# Dataset entries
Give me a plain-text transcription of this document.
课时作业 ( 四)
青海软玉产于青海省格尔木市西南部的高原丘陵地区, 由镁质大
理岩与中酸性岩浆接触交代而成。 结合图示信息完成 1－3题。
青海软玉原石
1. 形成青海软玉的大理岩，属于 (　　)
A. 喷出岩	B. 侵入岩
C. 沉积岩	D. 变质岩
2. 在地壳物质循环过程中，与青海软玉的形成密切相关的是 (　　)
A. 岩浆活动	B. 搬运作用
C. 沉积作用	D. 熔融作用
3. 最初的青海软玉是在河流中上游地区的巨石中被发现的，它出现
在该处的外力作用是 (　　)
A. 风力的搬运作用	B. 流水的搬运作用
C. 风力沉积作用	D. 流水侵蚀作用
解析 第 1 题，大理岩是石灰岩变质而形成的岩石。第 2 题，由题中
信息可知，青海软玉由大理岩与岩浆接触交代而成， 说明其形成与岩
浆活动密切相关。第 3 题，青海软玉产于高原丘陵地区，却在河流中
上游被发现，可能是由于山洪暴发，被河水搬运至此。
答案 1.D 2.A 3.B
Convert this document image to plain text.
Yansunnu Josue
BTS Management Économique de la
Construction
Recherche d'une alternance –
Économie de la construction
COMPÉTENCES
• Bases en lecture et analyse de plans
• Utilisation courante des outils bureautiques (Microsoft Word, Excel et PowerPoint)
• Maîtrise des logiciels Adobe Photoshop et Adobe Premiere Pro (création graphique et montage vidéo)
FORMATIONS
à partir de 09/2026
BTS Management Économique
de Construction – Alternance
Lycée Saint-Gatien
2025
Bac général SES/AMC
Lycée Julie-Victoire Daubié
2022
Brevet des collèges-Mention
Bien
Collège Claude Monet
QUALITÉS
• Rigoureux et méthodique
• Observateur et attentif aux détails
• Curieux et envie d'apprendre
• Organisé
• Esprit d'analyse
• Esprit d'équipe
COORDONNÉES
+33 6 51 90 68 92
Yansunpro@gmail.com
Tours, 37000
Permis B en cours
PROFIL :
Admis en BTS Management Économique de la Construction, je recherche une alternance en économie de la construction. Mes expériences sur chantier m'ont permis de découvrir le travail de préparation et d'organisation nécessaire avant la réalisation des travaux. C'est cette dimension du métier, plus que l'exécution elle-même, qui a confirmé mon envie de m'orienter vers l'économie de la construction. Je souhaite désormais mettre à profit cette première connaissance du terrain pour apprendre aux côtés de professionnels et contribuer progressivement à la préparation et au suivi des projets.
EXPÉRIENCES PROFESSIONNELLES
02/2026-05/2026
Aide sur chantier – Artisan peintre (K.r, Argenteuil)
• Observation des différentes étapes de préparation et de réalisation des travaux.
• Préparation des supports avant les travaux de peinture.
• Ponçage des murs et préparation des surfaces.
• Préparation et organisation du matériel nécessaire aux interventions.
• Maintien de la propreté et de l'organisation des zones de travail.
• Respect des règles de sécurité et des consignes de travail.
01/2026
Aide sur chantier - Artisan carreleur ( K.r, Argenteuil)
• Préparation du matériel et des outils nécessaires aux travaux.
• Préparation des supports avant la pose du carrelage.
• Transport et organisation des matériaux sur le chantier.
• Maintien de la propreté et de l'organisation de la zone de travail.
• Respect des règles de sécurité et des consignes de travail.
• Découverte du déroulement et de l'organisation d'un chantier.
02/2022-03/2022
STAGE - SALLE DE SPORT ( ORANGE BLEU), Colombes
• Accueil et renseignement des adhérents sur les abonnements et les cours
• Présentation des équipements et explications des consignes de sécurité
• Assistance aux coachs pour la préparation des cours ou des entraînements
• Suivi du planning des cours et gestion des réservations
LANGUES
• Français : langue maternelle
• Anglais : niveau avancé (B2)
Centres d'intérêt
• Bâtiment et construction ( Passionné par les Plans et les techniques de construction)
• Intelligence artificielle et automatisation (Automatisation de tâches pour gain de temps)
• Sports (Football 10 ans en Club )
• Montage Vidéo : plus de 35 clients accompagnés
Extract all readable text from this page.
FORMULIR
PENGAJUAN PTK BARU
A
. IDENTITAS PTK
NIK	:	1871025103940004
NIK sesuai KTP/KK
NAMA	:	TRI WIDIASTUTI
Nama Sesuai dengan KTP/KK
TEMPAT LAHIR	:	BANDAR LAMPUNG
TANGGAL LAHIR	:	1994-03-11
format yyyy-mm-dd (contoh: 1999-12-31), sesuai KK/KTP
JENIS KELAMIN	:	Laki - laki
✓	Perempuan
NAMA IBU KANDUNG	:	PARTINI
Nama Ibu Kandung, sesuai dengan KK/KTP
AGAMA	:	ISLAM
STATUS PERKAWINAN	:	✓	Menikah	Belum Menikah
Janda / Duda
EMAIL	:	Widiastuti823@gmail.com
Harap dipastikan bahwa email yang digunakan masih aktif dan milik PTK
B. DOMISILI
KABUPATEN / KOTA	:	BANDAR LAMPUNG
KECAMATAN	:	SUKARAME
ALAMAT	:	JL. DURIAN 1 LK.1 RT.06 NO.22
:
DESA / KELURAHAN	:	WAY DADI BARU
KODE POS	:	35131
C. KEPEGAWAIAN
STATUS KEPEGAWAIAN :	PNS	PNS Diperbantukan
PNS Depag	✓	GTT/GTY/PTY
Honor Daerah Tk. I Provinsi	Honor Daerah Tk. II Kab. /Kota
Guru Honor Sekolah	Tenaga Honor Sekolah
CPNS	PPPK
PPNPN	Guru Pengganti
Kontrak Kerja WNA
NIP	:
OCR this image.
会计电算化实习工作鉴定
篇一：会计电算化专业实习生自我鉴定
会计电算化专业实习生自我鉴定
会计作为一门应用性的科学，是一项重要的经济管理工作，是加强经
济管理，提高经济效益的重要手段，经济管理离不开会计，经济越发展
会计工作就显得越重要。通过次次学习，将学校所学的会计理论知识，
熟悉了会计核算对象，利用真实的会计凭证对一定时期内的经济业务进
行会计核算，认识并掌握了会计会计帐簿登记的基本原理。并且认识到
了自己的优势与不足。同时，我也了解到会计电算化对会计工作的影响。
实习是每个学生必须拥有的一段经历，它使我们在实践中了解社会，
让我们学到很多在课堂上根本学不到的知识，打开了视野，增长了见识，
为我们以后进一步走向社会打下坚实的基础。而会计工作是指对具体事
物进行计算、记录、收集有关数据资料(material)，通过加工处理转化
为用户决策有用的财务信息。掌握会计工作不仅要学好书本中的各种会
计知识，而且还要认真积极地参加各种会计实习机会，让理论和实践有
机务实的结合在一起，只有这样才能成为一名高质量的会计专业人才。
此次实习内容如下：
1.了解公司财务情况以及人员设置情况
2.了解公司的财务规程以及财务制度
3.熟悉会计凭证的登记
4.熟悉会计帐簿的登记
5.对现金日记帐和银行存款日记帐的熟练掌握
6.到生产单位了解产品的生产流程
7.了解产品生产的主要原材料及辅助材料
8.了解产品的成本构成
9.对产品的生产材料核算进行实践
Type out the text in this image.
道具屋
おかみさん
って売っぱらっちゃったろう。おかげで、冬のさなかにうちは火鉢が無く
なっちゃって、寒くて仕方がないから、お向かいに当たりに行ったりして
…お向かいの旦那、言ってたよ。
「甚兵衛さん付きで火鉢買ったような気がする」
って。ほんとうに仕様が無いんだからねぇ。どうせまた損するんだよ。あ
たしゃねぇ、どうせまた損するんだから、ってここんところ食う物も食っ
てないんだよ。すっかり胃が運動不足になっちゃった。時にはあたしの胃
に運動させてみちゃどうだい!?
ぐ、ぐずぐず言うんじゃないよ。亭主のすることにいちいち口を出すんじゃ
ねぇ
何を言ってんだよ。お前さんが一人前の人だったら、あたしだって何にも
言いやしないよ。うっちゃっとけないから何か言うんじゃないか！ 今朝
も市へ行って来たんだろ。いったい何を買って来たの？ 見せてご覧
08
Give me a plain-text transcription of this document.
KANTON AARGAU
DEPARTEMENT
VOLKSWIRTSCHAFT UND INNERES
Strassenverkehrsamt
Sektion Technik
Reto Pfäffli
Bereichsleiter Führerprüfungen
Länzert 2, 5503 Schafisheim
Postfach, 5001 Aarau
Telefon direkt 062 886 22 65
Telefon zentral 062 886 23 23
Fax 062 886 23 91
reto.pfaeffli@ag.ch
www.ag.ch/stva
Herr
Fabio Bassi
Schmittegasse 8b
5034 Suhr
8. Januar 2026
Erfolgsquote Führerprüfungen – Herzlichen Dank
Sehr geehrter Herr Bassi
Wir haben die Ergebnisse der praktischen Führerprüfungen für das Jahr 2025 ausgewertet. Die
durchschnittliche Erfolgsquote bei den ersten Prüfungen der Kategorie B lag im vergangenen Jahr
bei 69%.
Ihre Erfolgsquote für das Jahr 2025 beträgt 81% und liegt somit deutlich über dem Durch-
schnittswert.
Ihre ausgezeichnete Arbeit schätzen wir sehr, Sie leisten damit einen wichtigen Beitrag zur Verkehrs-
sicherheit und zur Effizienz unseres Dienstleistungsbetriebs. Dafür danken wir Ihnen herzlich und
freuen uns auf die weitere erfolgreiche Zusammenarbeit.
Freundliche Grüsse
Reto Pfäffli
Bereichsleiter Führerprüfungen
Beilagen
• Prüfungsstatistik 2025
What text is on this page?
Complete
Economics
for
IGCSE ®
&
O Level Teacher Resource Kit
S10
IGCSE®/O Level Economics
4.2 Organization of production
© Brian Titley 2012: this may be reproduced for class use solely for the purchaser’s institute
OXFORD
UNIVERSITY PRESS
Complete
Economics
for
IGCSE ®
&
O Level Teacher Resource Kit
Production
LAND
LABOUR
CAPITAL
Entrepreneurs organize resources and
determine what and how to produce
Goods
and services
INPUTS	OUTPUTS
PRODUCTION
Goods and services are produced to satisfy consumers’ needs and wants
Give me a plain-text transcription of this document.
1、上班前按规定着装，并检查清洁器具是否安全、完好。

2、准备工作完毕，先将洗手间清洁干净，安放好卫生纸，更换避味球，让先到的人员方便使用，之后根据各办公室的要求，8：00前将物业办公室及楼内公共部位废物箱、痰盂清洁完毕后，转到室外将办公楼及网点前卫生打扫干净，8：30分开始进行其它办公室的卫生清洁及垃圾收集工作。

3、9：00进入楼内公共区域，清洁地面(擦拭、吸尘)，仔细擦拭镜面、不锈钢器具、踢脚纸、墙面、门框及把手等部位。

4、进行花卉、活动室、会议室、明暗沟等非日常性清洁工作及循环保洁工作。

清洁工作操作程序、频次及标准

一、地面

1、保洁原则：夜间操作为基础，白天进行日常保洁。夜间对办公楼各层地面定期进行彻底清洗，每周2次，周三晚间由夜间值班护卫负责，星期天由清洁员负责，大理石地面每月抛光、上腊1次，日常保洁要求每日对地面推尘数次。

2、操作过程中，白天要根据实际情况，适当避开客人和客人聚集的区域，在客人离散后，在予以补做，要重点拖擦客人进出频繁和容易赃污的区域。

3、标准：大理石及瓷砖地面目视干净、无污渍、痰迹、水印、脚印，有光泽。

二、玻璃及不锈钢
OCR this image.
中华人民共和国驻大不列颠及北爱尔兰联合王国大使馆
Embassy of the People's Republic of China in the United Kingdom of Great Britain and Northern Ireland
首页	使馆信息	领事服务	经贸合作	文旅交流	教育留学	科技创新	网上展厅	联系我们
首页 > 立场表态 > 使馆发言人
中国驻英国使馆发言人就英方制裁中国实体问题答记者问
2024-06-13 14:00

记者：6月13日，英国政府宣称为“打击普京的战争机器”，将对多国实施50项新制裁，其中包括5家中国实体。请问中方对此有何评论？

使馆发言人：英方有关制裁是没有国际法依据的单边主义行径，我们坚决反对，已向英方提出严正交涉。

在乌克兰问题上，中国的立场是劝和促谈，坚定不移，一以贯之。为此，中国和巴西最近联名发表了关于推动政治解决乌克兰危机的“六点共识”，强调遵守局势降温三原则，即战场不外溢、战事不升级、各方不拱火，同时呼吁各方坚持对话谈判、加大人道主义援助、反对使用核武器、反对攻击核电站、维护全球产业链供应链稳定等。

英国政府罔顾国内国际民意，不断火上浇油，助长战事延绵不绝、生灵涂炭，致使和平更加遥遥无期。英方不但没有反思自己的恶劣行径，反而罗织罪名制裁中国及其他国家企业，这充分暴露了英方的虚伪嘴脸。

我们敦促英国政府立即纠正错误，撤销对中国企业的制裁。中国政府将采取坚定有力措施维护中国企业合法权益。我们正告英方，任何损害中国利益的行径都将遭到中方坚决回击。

# Problem requirements
Go through the records and pull out each line that includes the word "organisation".

# Result of the task
Admis en BTS Management Économique de la Construction, je recherche une alternance en économie de la construction. Mes expériences sur chantier m'ont permis de découvrir le travail de préparation et d'organisation nécessaire avant la réalisation des travaux. C'est cette dimension du métier, plus que l'exécution elle-même, qui a confirmé mon envie de m'orienter vers l'économie de la construction. Je souhaite désormais mettre à profit cette première connaissance du terrain pour apprendre aux côtés de professionnels et contribuer progressivement à la préparation et au suivi des projets.
• Préparation et organisation du matériel nécessaire aux interventions.
• Maintien de la propreté et de l'organisation des zones de travail.
• Transport et organisation des matériaux sur le chantier.
• Maintien de la propreté et de l'organisation de la zone de travail.
• Découverte du déroulement et de l'organisation d'un chantier.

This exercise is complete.